Figure data in JSON:
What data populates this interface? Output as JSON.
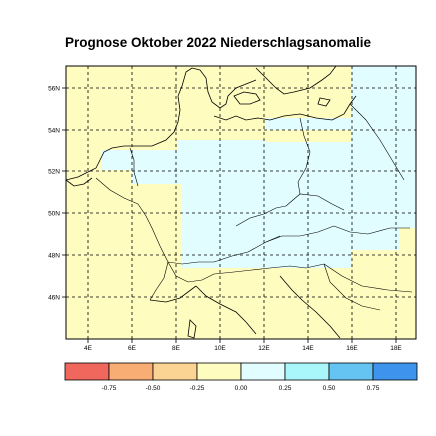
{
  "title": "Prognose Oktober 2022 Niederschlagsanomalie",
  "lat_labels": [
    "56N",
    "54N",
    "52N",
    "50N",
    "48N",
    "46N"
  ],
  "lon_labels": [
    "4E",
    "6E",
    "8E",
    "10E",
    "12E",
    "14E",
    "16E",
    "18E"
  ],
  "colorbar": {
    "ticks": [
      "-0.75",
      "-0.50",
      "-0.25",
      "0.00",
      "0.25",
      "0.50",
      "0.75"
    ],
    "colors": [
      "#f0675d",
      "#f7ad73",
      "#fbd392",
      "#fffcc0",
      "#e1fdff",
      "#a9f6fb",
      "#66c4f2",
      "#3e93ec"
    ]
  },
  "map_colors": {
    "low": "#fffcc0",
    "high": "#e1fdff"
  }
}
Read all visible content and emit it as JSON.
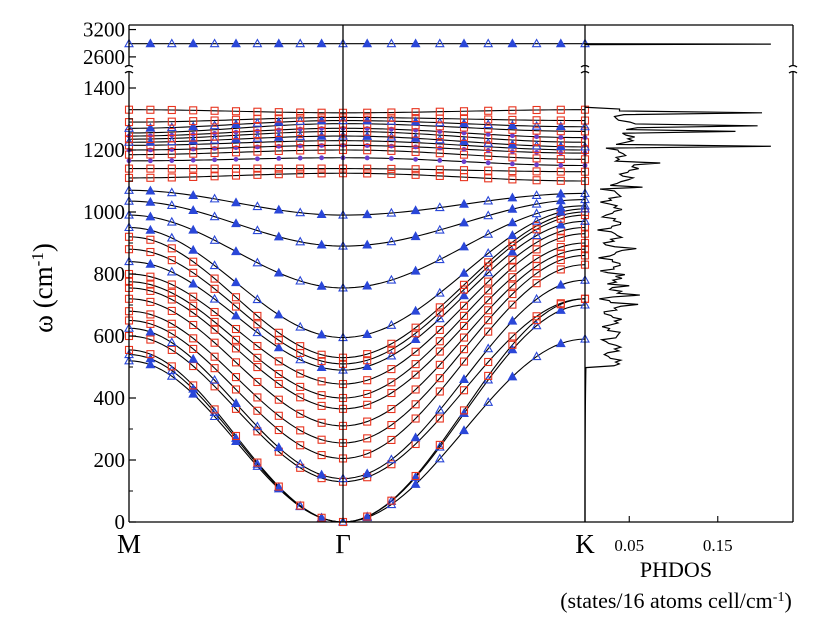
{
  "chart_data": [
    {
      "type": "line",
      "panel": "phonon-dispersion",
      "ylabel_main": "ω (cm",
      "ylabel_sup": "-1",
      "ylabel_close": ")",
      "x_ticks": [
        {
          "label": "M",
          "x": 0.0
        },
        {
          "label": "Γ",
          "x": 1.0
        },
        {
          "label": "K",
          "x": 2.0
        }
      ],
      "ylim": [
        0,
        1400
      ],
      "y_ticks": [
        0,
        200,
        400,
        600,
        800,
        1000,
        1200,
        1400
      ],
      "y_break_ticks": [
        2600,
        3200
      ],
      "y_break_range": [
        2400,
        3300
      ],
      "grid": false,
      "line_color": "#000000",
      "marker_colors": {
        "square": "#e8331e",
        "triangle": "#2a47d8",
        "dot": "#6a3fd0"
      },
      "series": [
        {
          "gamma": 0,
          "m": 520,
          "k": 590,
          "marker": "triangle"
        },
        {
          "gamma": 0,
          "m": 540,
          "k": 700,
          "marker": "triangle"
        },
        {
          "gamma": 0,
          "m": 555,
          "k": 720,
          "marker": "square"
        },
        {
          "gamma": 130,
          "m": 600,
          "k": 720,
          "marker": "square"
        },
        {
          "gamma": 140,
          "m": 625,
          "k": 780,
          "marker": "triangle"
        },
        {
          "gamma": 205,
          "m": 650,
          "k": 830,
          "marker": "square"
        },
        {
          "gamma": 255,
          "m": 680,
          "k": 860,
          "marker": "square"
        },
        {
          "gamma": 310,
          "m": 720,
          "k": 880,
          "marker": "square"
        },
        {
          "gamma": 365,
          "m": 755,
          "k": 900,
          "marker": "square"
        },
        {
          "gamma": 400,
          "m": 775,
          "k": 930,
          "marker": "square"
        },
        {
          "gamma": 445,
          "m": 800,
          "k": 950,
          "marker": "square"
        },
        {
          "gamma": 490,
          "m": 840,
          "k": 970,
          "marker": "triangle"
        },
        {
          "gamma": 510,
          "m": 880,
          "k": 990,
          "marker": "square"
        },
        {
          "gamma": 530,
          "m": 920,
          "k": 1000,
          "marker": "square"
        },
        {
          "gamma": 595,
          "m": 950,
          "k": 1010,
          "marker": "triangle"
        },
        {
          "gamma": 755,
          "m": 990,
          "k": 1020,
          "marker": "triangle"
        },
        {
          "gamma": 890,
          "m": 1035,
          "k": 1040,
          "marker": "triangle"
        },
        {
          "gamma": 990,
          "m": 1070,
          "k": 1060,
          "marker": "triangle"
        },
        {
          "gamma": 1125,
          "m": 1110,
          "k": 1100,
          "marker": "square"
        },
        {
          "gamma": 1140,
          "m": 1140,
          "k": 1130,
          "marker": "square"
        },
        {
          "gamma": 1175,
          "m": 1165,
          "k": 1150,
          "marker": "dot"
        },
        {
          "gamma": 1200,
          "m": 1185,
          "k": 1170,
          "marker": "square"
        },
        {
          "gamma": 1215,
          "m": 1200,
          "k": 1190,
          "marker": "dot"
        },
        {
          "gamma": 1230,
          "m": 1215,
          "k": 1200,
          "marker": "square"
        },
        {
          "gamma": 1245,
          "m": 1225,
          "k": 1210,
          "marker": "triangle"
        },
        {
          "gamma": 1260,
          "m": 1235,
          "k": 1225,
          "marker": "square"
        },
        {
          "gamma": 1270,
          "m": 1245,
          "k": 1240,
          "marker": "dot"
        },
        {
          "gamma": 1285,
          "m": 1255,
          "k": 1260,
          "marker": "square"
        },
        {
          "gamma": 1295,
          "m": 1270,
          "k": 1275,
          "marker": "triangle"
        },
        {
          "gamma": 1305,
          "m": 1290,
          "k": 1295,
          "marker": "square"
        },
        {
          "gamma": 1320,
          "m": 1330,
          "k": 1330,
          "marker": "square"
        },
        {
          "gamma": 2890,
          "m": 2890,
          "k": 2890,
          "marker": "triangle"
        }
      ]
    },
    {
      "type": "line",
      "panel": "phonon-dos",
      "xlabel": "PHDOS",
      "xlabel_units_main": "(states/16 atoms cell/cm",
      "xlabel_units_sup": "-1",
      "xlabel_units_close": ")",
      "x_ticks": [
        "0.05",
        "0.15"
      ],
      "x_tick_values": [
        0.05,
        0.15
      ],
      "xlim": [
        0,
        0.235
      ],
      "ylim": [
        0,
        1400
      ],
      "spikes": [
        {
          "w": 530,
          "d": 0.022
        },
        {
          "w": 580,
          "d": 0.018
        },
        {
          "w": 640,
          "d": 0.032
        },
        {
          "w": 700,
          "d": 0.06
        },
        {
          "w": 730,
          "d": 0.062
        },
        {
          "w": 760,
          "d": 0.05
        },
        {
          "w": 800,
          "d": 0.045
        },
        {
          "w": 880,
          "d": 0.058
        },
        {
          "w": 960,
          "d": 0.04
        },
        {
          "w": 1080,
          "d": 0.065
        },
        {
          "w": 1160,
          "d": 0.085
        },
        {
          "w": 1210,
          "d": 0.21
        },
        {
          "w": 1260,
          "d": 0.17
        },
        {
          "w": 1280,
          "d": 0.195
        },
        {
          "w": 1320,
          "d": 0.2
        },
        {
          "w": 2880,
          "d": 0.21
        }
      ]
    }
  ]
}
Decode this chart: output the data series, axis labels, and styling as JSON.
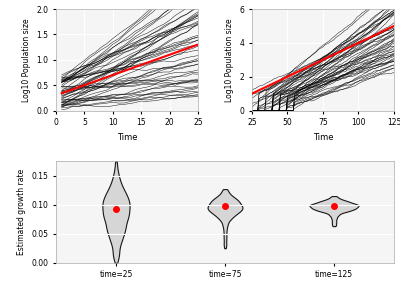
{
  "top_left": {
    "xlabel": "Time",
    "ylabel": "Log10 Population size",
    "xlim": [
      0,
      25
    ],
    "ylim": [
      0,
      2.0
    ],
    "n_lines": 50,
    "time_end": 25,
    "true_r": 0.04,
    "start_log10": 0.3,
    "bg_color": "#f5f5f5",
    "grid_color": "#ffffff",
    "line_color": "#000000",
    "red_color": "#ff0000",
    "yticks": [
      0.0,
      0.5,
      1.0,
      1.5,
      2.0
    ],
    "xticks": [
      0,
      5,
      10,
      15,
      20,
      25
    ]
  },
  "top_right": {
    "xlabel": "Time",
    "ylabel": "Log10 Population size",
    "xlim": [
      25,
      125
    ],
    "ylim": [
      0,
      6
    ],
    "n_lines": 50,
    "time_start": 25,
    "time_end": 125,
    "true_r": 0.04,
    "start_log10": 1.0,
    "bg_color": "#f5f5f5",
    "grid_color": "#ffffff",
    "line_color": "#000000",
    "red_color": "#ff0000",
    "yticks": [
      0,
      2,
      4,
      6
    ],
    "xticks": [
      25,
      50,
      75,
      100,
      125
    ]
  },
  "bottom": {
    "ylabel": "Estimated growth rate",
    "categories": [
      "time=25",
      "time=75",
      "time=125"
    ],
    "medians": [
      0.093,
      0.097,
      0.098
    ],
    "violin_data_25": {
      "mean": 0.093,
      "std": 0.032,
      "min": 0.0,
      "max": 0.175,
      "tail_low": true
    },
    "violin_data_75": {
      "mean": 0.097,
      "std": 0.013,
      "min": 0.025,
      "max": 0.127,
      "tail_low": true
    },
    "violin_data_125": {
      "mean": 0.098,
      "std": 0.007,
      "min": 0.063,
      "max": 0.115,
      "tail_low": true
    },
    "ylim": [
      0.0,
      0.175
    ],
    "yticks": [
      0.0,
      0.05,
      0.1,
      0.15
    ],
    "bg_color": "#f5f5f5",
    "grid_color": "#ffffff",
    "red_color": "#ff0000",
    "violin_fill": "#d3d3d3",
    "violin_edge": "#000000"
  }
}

Requirement: Scan the material above. Copy each line where "this" occurs.

Expected answer:
What data populates this interface? Output as JSON.
Decode this chart: output the data series, axis labels, and styling as JSON.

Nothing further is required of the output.